## start Material provided

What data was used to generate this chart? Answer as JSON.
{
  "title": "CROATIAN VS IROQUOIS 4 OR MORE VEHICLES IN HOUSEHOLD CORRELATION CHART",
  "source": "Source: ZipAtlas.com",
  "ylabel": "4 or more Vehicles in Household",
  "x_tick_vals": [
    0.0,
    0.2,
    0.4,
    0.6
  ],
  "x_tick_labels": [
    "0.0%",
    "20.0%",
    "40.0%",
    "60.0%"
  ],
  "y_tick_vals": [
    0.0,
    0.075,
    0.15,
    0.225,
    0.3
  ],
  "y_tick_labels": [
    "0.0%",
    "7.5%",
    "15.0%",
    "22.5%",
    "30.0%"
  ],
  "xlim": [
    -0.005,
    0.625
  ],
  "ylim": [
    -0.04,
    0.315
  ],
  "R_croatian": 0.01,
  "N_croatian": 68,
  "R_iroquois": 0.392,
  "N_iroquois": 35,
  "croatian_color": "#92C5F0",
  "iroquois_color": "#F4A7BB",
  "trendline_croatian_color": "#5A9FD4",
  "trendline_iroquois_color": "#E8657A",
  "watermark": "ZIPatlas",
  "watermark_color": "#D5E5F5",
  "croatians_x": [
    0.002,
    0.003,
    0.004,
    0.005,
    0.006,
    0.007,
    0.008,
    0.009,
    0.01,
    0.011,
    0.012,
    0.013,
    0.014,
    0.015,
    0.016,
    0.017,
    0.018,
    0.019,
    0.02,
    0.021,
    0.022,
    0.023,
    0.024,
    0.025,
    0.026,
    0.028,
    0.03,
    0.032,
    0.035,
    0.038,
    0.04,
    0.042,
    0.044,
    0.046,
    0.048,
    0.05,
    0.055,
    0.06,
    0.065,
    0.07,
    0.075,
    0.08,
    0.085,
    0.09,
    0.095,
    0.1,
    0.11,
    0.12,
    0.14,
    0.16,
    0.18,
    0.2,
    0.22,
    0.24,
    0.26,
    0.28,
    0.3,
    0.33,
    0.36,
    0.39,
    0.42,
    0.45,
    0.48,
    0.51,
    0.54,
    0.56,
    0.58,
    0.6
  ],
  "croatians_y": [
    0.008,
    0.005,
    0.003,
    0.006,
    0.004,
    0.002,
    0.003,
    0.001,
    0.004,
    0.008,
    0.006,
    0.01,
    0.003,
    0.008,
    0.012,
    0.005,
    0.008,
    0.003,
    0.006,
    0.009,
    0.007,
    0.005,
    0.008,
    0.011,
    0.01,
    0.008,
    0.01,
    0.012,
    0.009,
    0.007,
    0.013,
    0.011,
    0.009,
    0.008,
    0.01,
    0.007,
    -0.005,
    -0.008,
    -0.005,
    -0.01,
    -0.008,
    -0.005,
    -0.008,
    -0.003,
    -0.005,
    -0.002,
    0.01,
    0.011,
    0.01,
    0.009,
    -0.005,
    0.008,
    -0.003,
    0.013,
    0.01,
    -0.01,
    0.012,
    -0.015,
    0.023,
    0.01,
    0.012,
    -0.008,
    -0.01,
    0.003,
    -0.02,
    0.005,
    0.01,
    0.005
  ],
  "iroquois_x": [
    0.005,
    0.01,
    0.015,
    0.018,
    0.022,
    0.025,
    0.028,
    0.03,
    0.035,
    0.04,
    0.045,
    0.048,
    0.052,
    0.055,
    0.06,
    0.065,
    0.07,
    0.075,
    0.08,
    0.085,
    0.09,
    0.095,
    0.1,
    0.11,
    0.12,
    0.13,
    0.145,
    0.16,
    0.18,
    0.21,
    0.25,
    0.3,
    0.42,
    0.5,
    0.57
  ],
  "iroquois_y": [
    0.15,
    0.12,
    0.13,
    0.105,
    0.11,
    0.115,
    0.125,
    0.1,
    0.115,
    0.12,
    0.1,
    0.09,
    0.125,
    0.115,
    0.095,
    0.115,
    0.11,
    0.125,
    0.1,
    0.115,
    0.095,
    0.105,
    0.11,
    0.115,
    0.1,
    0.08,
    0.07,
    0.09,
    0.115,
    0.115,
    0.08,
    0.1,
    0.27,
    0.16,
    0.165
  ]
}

## end Material provided

# What the task asks:
Return all of the above records exactly, leaving no line out.

# Written response:
What data was used to generate this chart? Answer as JSON.
{
  "title": "CROATIAN VS IROQUOIS 4 OR MORE VEHICLES IN HOUSEHOLD CORRELATION CHART",
  "source": "Source: ZipAtlas.com",
  "ylabel": "4 or more Vehicles in Household",
  "x_tick_vals": [
    0.0,
    0.2,
    0.4,
    0.6
  ],
  "x_tick_labels": [
    "0.0%",
    "20.0%",
    "40.0%",
    "60.0%"
  ],
  "y_tick_vals": [
    0.0,
    0.075,
    0.15,
    0.225,
    0.3
  ],
  "y_tick_labels": [
    "0.0%",
    "7.5%",
    "15.0%",
    "22.5%",
    "30.0%"
  ],
  "xlim": [
    -0.005,
    0.625
  ],
  "ylim": [
    -0.04,
    0.315
  ],
  "R_croatian": 0.01,
  "N_croatian": 68,
  "R_iroquois": 0.392,
  "N_iroquois": 35,
  "croatian_color": "#92C5F0",
  "iroquois_color": "#F4A7BB",
  "trendline_croatian_color": "#5A9FD4",
  "trendline_iroquois_color": "#E8657A",
  "watermark": "ZIPatlas",
  "watermark_color": "#D5E5F5",
  "croatians_x": [
    0.002,
    0.003,
    0.004,
    0.005,
    0.006,
    0.007,
    0.008,
    0.009,
    0.01,
    0.011,
    0.012,
    0.013,
    0.014,
    0.015,
    0.016,
    0.017,
    0.018,
    0.019,
    0.02,
    0.021,
    0.022,
    0.023,
    0.024,
    0.025,
    0.026,
    0.028,
    0.03,
    0.032,
    0.035,
    0.038,
    0.04,
    0.042,
    0.044,
    0.046,
    0.048,
    0.05,
    0.055,
    0.06,
    0.065,
    0.07,
    0.075,
    0.08,
    0.085,
    0.09,
    0.095,
    0.1,
    0.11,
    0.12,
    0.14,
    0.16,
    0.18,
    0.2,
    0.22,
    0.24,
    0.26,
    0.28,
    0.3,
    0.33,
    0.36,
    0.39,
    0.42,
    0.45,
    0.48,
    0.51,
    0.54,
    0.56,
    0.58,
    0.6
  ],
  "croatians_y": [
    0.008,
    0.005,
    0.003,
    0.006,
    0.004,
    0.002,
    0.003,
    0.001,
    0.004,
    0.008,
    0.006,
    0.01,
    0.003,
    0.008,
    0.012,
    0.005,
    0.008,
    0.003,
    0.006,
    0.009,
    0.007,
    0.005,
    0.008,
    0.011,
    0.01,
    0.008,
    0.01,
    0.012,
    0.009,
    0.007,
    0.013,
    0.011,
    0.009,
    0.008,
    0.01,
    0.007,
    -0.005,
    -0.008,
    -0.005,
    -0.01,
    -0.008,
    -0.005,
    -0.008,
    -0.003,
    -0.005,
    -0.002,
    0.01,
    0.011,
    0.01,
    0.009,
    -0.005,
    0.008,
    -0.003,
    0.013,
    0.01,
    -0.01,
    0.012,
    -0.015,
    0.023,
    0.01,
    0.012,
    -0.008,
    -0.01,
    0.003,
    -0.02,
    0.005,
    0.01,
    0.005
  ],
  "iroquois_x": [
    0.005,
    0.01,
    0.015,
    0.018,
    0.022,
    0.025,
    0.028,
    0.03,
    0.035,
    0.04,
    0.045,
    0.048,
    0.052,
    0.055,
    0.06,
    0.065,
    0.07,
    0.075,
    0.08,
    0.085,
    0.09,
    0.095,
    0.1,
    0.11,
    0.12,
    0.13,
    0.145,
    0.16,
    0.18,
    0.21,
    0.25,
    0.3,
    0.42,
    0.5,
    0.57
  ],
  "iroquois_y": [
    0.15,
    0.12,
    0.13,
    0.105,
    0.11,
    0.115,
    0.125,
    0.1,
    0.115,
    0.12,
    0.1,
    0.09,
    0.125,
    0.115,
    0.095,
    0.115,
    0.11,
    0.125,
    0.1,
    0.115,
    0.095,
    0.105,
    0.11,
    0.115,
    0.1,
    0.08,
    0.07,
    0.09,
    0.115,
    0.115,
    0.08,
    0.1,
    0.27,
    0.16,
    0.165
  ]
}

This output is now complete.